LESETEXT =>
******
Männer sind mit Finanzen bekanntlich meist überfordert. Was hast du mit der Million gemacht, die du bei der TV-Reality-Show «Making the Cut» gewonnen hast?

Verschleudert habe ich die. (Schmunzelt.) Nein, natürlich nicht. Ich habe die Million zu 100 Prozent in mein Modelabel «maison blanche» investiert.

Ihr Männer seid häufig unsicher, wenn ihr euch selbst einschätzen müsst. Warum weisst du, dass deine Arbeit gut ist?

Das ist richtig, wir Männer sind seeehr unsicher. (Grinst.) Nein, im Ernst, auf mich trifft das zu, ich hinterfrage mich oft. Ich habe gelernt – ach, das tönt jetzt ganz falsch –, mich selbst zu befriedigen. Also Arbeit zu leisten, die mir gefällt und auf die ich stolz bin.
******
BEREITGESTELLTES MATERIAL =>
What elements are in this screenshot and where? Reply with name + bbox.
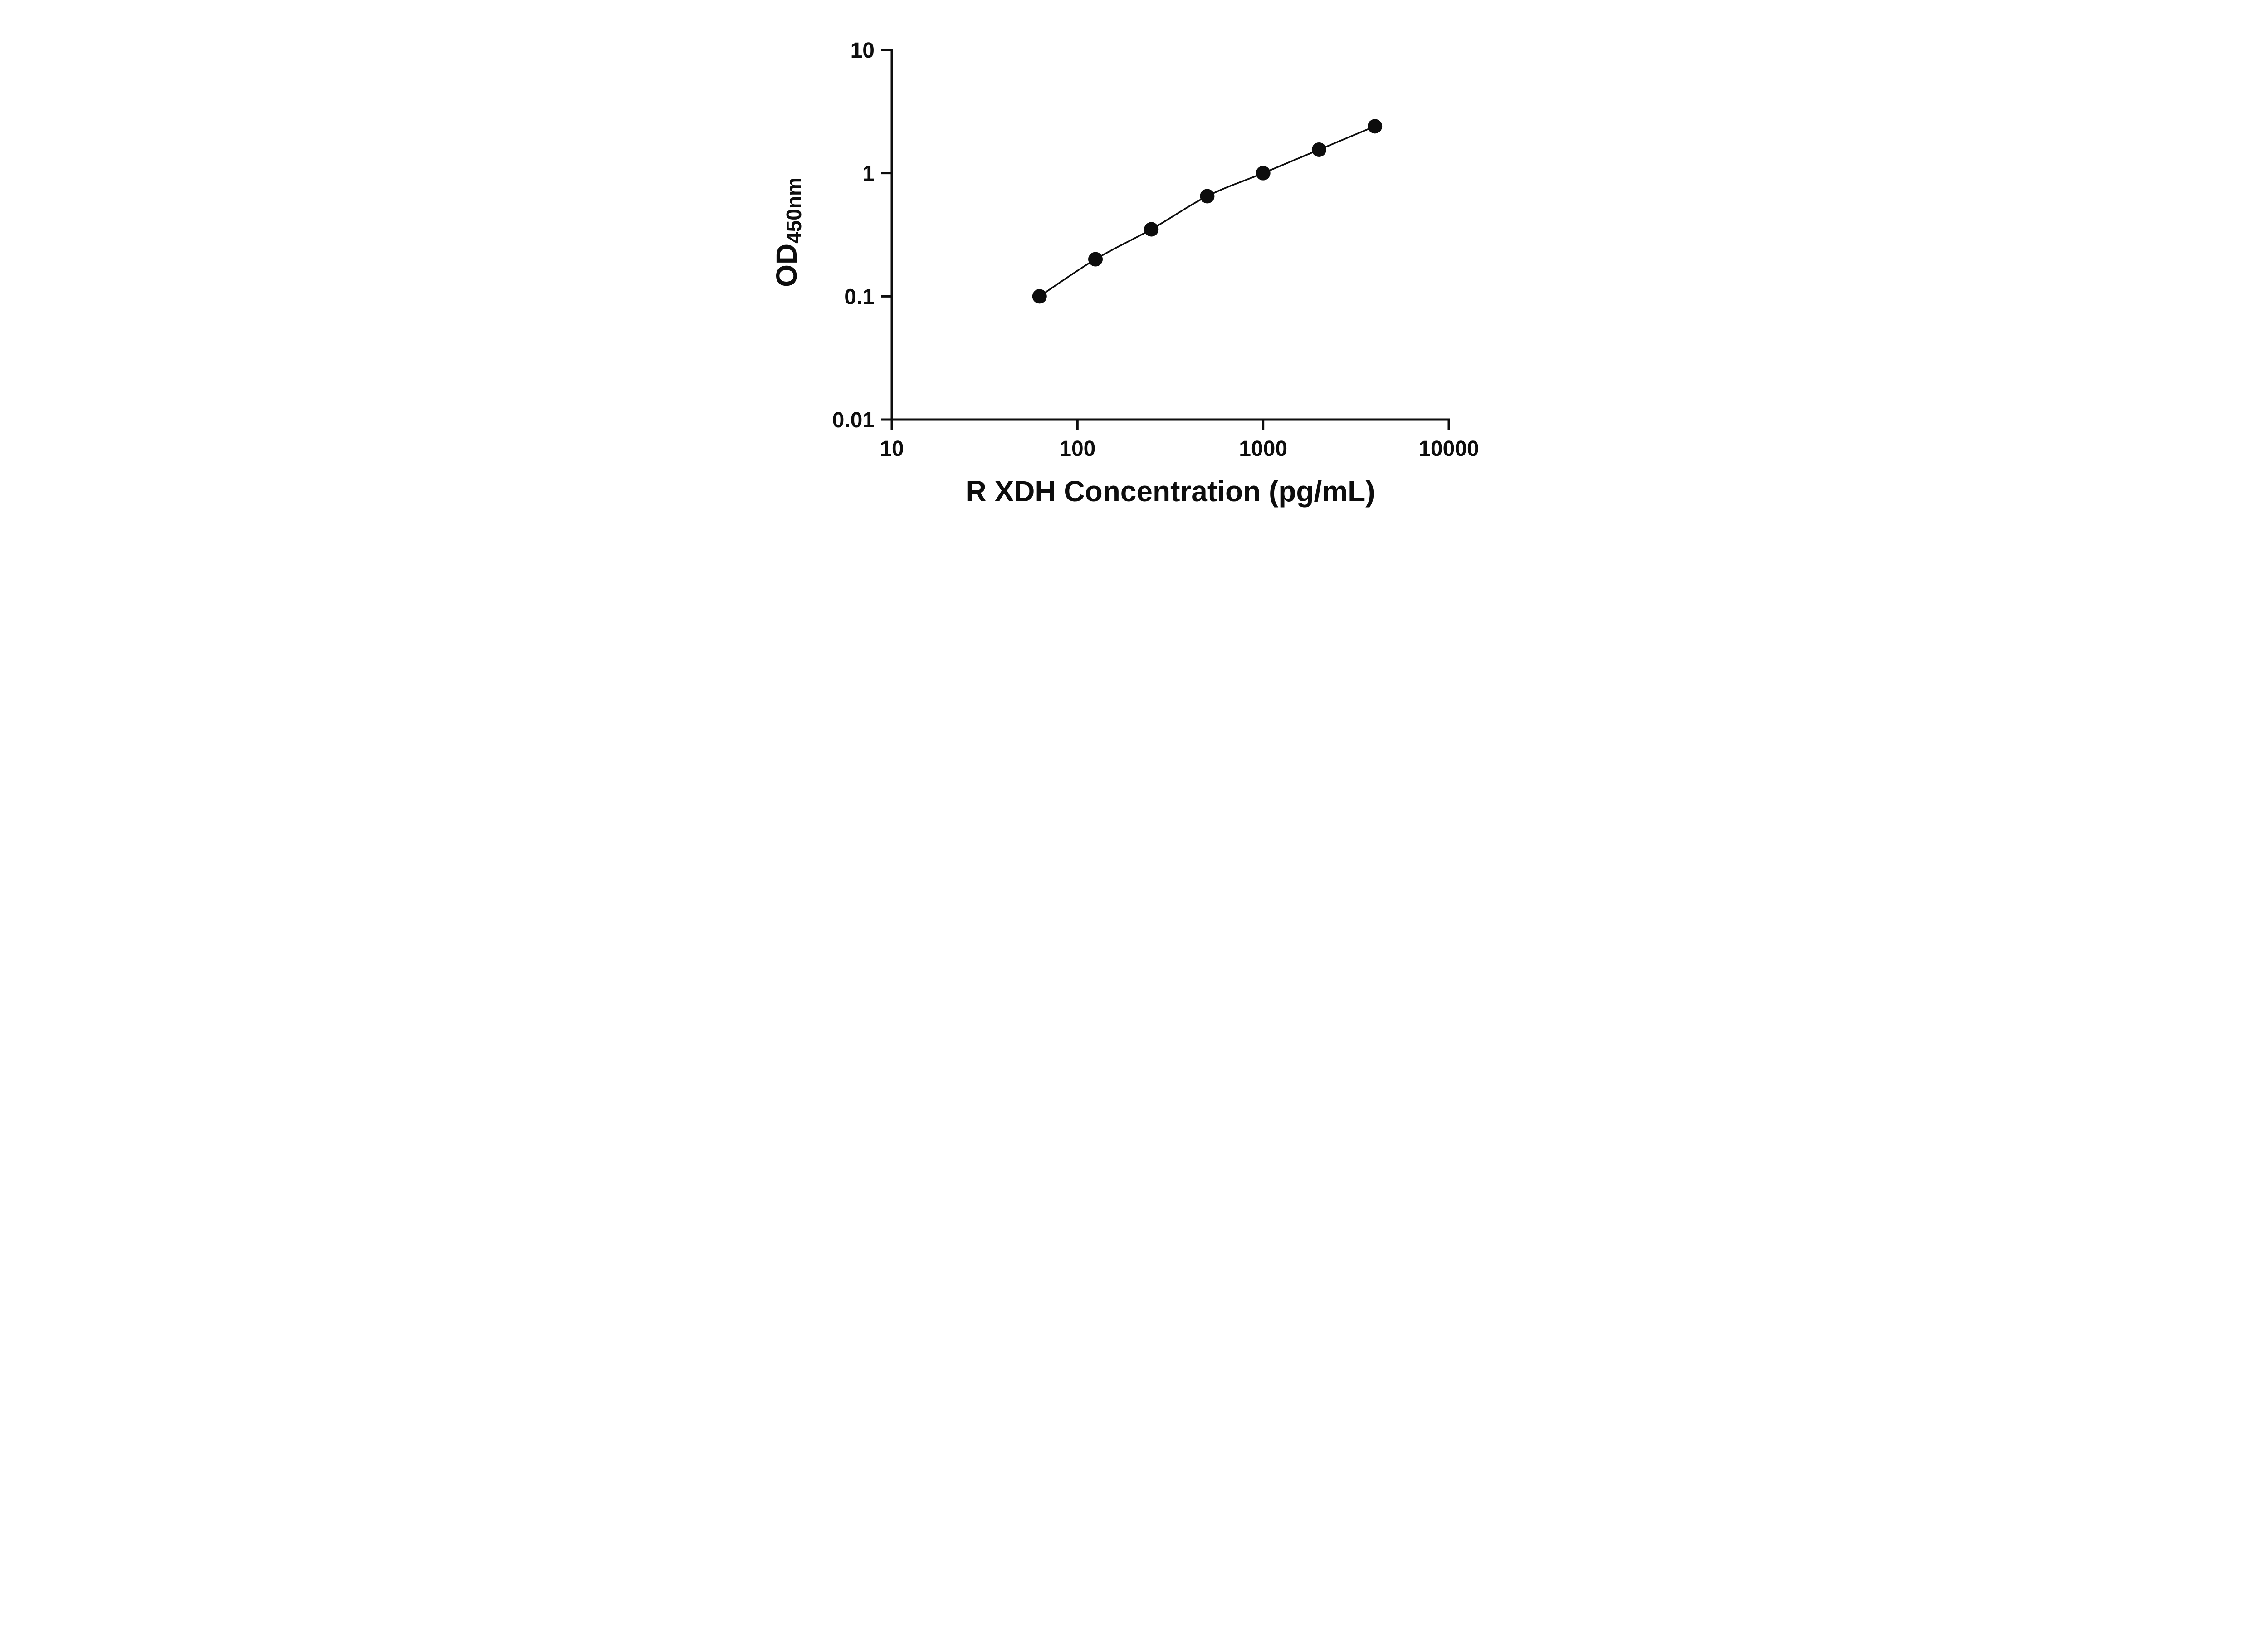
******
ARBEITSAUFTRAG 1 =>
Beantworte anhand des Interviews:
(a) In welcher TV-Reality-Show wurde die Million gewonnen?
(b) Wofür wurde die Million verwendet?
(c) Wie oft hinterfragt sich der Befragte nach eigener Aussage?
ARBEITSAUFTRAG 2 => Nenne alle Aussagen im Interview, die etwas über Männer als Gruppe behaupten.
ARBEITSAUFTRAG 3 => Setze das Interview mit dem Gewinner von «Making the Cut» nach dem letzten Satz fort.
Das Material spielt hierfür keine Rolle.

ERGEBNIS 1 =>
(a) In «Making the Cut».
(b) Sie wurde zu 100 Prozent in das Modelabel «maison blanche» investiert.
(c) Oft.

ERGEBNIS 2 =>
- Männer sind mit Finanzen bekanntlich meist überfordert.
- Männer sind häufig unsicher, wenn sie sich selbst einschätzen müssen.
- Wir Männer sind seeehr unsicher.

ERGEBNIS 3 =>
Das hört man aber selten von einem Mann. Du schaffst es, anderen nicht gefallen zu wollen?

Genau. Es stört mich nicht, wenn jemand mir sagt, er oder sie könne nichts mit einem Design von mir anfangen. Das ist völlig okay. Es muss für mich stimmen. Allen alles recht machen zu wollen, geht nicht. 

Du vergleichst dich bestimmt oft mit anderen.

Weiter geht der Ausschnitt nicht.